Dataset rows about figures
================================
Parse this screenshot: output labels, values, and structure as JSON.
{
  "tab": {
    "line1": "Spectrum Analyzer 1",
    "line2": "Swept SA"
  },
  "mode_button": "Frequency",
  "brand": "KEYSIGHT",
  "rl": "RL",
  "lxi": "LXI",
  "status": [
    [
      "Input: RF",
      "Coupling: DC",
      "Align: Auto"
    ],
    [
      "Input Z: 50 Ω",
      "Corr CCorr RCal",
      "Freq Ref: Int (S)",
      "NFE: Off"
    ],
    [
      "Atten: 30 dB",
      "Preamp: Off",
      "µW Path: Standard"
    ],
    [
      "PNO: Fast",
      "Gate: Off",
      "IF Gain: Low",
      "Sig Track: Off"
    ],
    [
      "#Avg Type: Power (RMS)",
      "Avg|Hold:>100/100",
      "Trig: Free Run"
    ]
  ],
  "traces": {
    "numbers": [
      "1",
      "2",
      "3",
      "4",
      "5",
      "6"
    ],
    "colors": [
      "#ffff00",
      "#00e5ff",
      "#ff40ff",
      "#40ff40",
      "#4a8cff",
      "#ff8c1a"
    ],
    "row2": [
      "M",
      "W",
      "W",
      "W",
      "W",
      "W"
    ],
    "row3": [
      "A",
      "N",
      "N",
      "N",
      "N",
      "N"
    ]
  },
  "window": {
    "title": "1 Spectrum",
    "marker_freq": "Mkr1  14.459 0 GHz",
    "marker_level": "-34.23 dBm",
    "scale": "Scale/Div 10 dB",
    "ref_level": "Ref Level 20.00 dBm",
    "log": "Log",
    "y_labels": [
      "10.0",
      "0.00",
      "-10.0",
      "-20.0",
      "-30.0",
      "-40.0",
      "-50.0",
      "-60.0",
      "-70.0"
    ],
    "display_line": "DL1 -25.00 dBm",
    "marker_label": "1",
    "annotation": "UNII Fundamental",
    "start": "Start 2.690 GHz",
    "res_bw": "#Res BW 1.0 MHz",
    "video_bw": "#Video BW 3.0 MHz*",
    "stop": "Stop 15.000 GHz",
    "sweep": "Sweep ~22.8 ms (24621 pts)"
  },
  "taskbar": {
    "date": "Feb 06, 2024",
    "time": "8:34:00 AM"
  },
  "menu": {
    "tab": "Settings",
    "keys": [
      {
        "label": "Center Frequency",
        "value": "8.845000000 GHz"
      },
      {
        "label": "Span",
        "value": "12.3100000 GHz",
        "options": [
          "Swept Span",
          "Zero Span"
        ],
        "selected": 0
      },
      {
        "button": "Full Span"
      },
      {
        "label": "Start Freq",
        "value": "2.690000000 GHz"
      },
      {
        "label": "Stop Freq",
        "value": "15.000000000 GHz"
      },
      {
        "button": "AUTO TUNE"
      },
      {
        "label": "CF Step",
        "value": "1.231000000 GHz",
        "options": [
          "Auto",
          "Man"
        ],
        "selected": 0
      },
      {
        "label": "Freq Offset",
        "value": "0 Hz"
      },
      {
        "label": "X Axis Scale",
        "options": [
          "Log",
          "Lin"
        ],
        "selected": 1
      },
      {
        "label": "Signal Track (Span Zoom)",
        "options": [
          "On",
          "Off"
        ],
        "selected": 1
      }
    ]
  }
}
================================
- _Exercise brief_
Copy all lines above containing the string "Track".

- _Task output_
      "Sig Track: Off"
        "label": "Signal Track (Span Zoom)",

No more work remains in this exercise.